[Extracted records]
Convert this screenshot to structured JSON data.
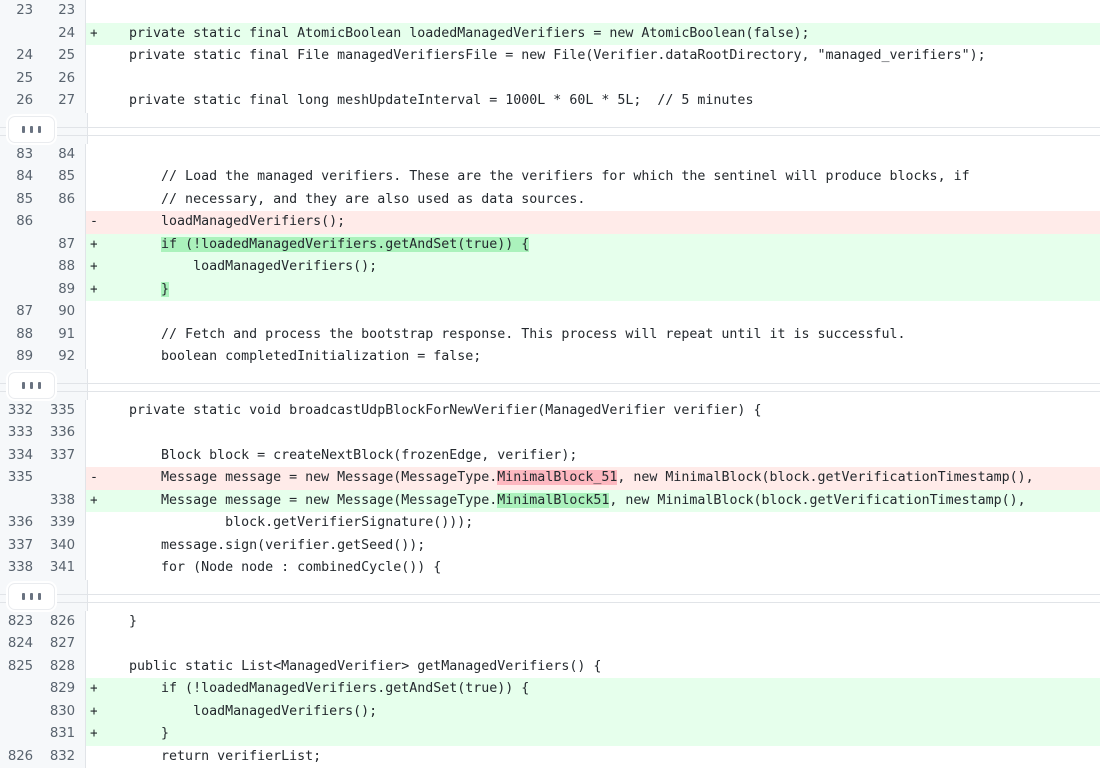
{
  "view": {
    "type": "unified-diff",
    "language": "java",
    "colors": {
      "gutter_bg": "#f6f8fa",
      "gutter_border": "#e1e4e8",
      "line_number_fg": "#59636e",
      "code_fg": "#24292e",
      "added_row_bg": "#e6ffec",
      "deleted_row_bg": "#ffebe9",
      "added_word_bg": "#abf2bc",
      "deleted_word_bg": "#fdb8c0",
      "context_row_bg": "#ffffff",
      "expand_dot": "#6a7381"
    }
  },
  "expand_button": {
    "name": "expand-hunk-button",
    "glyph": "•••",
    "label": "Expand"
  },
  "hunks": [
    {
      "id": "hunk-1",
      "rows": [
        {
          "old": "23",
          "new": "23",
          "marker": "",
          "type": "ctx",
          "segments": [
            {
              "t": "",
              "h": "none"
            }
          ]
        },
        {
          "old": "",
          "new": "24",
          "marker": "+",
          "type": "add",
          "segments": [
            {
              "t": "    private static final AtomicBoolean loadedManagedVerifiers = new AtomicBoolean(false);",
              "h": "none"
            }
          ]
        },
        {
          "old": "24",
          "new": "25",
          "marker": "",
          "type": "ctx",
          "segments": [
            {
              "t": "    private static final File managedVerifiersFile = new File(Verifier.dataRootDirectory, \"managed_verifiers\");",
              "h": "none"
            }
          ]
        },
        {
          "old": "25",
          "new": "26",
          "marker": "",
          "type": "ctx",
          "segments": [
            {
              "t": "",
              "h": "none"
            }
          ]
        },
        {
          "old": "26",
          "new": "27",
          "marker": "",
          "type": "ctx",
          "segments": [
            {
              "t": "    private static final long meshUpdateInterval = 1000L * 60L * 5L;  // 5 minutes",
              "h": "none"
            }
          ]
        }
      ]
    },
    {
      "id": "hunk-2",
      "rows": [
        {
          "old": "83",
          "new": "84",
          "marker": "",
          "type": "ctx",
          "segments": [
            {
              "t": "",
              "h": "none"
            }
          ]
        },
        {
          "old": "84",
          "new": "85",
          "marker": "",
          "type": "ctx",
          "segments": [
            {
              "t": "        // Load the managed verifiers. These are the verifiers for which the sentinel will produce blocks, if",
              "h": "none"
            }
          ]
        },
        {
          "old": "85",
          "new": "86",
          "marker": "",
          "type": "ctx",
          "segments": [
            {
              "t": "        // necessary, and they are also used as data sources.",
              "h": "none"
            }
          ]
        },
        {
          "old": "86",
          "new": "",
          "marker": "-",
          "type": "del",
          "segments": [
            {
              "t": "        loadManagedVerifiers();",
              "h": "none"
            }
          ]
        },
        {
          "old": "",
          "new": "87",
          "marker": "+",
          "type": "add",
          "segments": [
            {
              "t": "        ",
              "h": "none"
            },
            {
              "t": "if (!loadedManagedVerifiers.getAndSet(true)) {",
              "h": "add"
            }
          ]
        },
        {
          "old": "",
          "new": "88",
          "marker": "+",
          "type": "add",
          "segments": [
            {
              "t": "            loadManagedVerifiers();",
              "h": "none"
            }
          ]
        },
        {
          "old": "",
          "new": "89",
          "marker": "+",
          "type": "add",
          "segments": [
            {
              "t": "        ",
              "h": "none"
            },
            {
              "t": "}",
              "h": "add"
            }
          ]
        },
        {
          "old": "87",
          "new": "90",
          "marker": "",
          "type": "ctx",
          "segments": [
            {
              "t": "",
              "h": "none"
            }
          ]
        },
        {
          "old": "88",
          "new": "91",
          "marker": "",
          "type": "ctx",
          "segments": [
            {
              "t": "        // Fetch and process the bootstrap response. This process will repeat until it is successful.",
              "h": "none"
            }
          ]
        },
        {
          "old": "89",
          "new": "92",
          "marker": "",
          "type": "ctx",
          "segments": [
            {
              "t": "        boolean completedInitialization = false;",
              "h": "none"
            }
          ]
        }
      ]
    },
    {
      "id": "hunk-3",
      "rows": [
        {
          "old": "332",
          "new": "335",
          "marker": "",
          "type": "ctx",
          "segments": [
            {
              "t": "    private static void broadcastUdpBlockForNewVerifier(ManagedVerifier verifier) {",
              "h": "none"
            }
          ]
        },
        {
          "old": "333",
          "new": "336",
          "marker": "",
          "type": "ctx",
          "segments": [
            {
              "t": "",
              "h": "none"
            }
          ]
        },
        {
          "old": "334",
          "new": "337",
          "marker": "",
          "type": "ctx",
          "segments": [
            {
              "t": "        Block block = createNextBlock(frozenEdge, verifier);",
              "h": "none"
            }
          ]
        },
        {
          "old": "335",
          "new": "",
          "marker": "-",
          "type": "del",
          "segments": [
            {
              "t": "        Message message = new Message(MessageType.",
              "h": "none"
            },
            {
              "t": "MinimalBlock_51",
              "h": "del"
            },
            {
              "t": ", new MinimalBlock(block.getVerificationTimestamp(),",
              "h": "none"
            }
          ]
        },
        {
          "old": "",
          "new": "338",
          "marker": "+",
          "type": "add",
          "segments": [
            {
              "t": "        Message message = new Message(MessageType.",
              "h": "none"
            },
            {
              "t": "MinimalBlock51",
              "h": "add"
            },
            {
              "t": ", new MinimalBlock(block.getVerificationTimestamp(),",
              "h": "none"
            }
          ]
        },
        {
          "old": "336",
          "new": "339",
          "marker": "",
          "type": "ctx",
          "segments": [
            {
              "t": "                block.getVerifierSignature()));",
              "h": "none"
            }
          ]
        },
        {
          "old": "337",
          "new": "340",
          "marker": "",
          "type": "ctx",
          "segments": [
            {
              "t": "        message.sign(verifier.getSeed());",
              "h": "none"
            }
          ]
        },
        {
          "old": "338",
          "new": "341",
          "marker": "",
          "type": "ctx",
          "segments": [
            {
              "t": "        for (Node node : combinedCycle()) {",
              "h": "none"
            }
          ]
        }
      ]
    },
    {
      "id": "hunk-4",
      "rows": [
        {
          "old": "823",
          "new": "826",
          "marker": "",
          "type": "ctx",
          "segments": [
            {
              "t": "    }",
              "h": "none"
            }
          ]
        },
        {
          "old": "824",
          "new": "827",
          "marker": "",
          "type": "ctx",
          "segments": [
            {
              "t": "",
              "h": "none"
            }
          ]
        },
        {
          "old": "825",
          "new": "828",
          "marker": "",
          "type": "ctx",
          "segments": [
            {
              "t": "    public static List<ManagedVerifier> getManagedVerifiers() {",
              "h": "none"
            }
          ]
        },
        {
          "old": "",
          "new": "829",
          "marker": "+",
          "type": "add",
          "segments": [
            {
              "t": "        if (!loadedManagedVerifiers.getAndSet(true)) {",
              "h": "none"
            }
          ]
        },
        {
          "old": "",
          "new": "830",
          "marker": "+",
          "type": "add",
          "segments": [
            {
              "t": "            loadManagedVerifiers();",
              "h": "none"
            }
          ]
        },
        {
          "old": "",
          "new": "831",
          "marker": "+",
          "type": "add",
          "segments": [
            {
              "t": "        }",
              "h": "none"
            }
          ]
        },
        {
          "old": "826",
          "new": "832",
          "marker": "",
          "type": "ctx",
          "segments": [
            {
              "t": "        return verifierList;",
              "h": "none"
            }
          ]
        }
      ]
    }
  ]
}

## TASK
Tally the lines of the data that hold the string "will". Answer with the number and nothing more.

## SOLUTION TO THIS EXERCISE
2